- WHAT THE TASK REQUIRES -
Could you reproduce every line of the items below, character for character?

---+---

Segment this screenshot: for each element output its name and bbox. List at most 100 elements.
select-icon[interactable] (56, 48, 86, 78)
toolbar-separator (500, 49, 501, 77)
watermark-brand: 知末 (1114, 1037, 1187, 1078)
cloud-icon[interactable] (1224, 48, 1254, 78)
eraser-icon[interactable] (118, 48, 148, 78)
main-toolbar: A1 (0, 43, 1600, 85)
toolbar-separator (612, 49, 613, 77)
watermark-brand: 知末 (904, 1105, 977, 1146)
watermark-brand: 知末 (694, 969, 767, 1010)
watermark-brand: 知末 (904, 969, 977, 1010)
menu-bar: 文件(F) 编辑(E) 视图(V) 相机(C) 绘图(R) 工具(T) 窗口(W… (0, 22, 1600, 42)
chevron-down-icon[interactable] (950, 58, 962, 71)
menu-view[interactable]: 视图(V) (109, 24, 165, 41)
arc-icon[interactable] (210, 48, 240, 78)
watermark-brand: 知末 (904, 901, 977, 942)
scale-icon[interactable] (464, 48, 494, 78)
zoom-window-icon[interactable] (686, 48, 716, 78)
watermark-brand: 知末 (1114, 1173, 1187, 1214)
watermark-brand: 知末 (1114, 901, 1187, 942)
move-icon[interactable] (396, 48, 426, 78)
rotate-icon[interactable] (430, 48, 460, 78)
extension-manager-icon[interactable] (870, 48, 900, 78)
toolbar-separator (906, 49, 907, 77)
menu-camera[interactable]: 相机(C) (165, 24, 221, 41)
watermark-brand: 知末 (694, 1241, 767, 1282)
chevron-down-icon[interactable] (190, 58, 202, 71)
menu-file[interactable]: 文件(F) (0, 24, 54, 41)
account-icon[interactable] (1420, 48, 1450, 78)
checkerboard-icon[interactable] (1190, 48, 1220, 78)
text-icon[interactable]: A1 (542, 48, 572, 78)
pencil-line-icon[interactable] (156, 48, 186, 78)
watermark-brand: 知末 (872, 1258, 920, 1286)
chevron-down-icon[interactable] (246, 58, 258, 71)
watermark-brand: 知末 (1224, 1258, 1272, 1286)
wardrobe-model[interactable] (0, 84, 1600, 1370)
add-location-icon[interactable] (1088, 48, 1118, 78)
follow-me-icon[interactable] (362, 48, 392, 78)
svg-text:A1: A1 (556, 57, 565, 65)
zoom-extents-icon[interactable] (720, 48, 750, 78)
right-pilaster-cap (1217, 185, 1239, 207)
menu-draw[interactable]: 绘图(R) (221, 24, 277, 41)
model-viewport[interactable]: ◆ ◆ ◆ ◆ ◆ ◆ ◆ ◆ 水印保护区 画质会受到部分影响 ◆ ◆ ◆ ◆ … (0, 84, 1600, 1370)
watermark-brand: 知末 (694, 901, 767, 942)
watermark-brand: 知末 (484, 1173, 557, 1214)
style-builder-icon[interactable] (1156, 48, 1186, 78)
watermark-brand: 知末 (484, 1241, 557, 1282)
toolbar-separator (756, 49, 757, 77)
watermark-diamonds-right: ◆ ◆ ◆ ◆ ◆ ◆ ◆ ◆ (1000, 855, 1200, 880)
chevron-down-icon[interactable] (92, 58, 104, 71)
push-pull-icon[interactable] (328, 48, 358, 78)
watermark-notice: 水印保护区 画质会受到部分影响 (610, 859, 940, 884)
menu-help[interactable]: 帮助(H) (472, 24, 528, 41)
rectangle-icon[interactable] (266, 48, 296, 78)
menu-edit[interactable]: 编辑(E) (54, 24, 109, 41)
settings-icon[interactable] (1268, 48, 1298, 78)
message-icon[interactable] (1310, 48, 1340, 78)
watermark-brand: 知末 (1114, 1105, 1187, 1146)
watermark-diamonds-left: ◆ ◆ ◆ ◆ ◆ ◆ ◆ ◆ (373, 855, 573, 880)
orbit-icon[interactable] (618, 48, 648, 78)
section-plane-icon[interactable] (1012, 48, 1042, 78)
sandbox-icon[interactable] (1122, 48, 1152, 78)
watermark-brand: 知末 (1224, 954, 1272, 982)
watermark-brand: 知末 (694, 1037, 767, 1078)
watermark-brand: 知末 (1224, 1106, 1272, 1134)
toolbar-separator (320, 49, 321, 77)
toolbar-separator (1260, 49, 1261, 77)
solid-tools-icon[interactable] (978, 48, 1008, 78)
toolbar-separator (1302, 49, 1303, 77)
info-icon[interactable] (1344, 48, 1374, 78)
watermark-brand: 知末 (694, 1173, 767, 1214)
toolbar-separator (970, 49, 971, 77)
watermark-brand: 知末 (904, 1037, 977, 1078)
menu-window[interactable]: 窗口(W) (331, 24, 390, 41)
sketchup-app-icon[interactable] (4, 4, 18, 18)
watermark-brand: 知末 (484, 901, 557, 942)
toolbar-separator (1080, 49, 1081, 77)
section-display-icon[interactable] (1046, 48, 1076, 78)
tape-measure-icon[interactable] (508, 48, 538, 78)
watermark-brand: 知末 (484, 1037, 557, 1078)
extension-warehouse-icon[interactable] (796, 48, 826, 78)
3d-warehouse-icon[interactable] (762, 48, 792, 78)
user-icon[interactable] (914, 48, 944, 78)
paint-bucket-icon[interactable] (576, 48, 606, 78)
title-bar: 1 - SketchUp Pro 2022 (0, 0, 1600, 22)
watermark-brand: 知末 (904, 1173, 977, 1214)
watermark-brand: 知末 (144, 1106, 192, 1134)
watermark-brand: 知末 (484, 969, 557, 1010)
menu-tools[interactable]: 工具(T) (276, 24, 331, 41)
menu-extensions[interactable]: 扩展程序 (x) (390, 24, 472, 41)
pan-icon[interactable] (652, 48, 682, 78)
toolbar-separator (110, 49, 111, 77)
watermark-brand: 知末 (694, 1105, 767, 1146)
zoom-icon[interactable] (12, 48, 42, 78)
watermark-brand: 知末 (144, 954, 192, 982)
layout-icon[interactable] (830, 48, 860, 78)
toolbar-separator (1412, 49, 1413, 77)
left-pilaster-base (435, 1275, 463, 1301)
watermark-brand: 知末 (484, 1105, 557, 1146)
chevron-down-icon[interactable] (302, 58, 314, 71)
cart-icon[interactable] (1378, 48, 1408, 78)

---+---

- RESPONSE TO THE TASK -
Segment this screenshot: for each element output its name and bbox. List at most 100 elements.
select-icon[interactable] (56, 48, 86, 78)
toolbar-separator (500, 49, 501, 77)
watermark-brand: 知末 (1114, 1037, 1187, 1078)
cloud-icon[interactable] (1224, 48, 1254, 78)
eraser-icon[interactable] (118, 48, 148, 78)
main-toolbar: A1 (0, 43, 1600, 85)
toolbar-separator (612, 49, 613, 77)
watermark-brand: 知末 (904, 1105, 977, 1146)
watermark-brand: 知末 (694, 969, 767, 1010)
watermark-brand: 知末 (904, 969, 977, 1010)
menu-bar: 文件(F) 编辑(E) 视图(V) 相机(C) 绘图(R) 工具(T) 窗口(W… (0, 22, 1600, 42)
chevron-down-icon[interactable] (950, 58, 962, 71)
menu-view[interactable]: 视图(V) (109, 24, 165, 41)
arc-icon[interactable] (210, 48, 240, 78)
watermark-brand: 知末 (904, 901, 977, 942)
scale-icon[interactable] (464, 48, 494, 78)
zoom-window-icon[interactable] (686, 48, 716, 78)
watermark-brand: 知末 (1114, 1173, 1187, 1214)
watermark-brand: 知末 (1114, 901, 1187, 942)
move-icon[interactable] (396, 48, 426, 78)
rotate-icon[interactable] (430, 48, 460, 78)
extension-manager-icon[interactable] (870, 48, 900, 78)
toolbar-separator (906, 49, 907, 77)
menu-camera[interactable]: 相机(C) (165, 24, 221, 41)
watermark-brand: 知末 (694, 1241, 767, 1282)
chevron-down-icon[interactable] (190, 58, 202, 71)
menu-file[interactable]: 文件(F) (0, 24, 54, 41)
account-icon[interactable] (1420, 48, 1450, 78)
checkerboard-icon[interactable] (1190, 48, 1220, 78)
text-icon[interactable]: A1 (542, 48, 572, 78)
pencil-line-icon[interactable] (156, 48, 186, 78)
watermark-brand: 知末 (872, 1258, 920, 1286)
chevron-down-icon[interactable] (246, 58, 258, 71)
watermark-brand: 知末 (1224, 1258, 1272, 1286)
wardrobe-model[interactable] (0, 84, 1600, 1370)
add-location-icon[interactable] (1088, 48, 1118, 78)
follow-me-icon[interactable] (362, 48, 392, 78)
svg-text:A1: A1 (556, 57, 565, 65)
zoom-extents-icon[interactable] (720, 48, 750, 78)
right-pilaster-cap (1217, 185, 1239, 207)
menu-draw[interactable]: 绘图(R) (221, 24, 277, 41)
model-viewport[interactable]: ◆ ◆ ◆ ◆ ◆ ◆ ◆ ◆ 水印保护区 画质会受到部分影响 ◆ ◆ ◆ ◆ … (0, 84, 1600, 1370)
watermark-brand: 知末 (694, 901, 767, 942)
watermark-brand: 知末 (484, 1173, 557, 1214)
style-builder-icon[interactable] (1156, 48, 1186, 78)
watermark-brand: 知末 (484, 1241, 557, 1282)
toolbar-separator (756, 49, 757, 77)
watermark-diamonds-right: ◆ ◆ ◆ ◆ ◆ ◆ ◆ ◆ (1000, 855, 1200, 880)
chevron-down-icon[interactable] (92, 58, 104, 71)
push-pull-icon[interactable] (328, 48, 358, 78)
watermark-notice: 水印保护区 画质会受到部分影响 (610, 859, 940, 884)
menu-help[interactable]: 帮助(H) (472, 24, 528, 41)
rectangle-icon[interactable] (266, 48, 296, 78)
menu-edit[interactable]: 编辑(E) (54, 24, 109, 41)
settings-icon[interactable] (1268, 48, 1298, 78)
message-icon[interactable] (1310, 48, 1340, 78)
watermark-brand: 知末 (1114, 1105, 1187, 1146)
watermark-diamonds-left: ◆ ◆ ◆ ◆ ◆ ◆ ◆ ◆ (373, 855, 573, 880)
orbit-icon[interactable] (618, 48, 648, 78)
section-plane-icon[interactable] (1012, 48, 1042, 78)
sandbox-icon[interactable] (1122, 48, 1152, 78)
watermark-brand: 知末 (1224, 954, 1272, 982)
watermark-brand: 知末 (694, 1037, 767, 1078)
watermark-brand: 知末 (1224, 1106, 1272, 1134)
toolbar-separator (320, 49, 321, 77)
toolbar-separator (1260, 49, 1261, 77)
solid-tools-icon[interactable] (978, 48, 1008, 78)
toolbar-separator (1302, 49, 1303, 77)
info-icon[interactable] (1344, 48, 1374, 78)
watermark-brand: 知末 (694, 1173, 767, 1214)
toolbar-separator (970, 49, 971, 77)
watermark-brand: 知末 (904, 1037, 977, 1078)
menu-window[interactable]: 窗口(W) (331, 24, 390, 41)
sketchup-app-icon[interactable] (4, 4, 18, 18)
watermark-brand: 知末 (484, 901, 557, 942)
toolbar-separator (1080, 49, 1081, 77)
section-display-icon[interactable] (1046, 48, 1076, 78)
tape-measure-icon[interactable] (508, 48, 538, 78)
watermark-brand: 知末 (484, 1037, 557, 1078)
extension-warehouse-icon[interactable] (796, 48, 826, 78)
3d-warehouse-icon[interactable] (762, 48, 792, 78)
user-icon[interactable] (914, 48, 944, 78)
paint-bucket-icon[interactable] (576, 48, 606, 78)
title-bar: 1 - SketchUp Pro 2022 (0, 0, 1600, 22)
watermark-brand: 知末 (904, 1173, 977, 1214)
watermark-brand: 知末 (144, 1106, 192, 1134)
watermark-brand: 知末 (484, 969, 557, 1010)
menu-tools[interactable]: 工具(T) (276, 24, 331, 41)
menu-extensions[interactable]: 扩展程序 (x) (390, 24, 472, 41)
pan-icon[interactable] (652, 48, 682, 78)
toolbar-separator (110, 49, 111, 77)
watermark-brand: 知末 (694, 1105, 767, 1146)
zoom-icon[interactable] (12, 48, 42, 78)
watermark-brand: 知末 (144, 954, 192, 982)
layout-icon[interactable] (830, 48, 860, 78)
toolbar-separator (1412, 49, 1413, 77)
left-pilaster-base (435, 1275, 463, 1301)
watermark-brand: 知末 (484, 1105, 557, 1146)
chevron-down-icon[interactable] (302, 58, 314, 71)
cart-icon[interactable] (1378, 48, 1408, 78)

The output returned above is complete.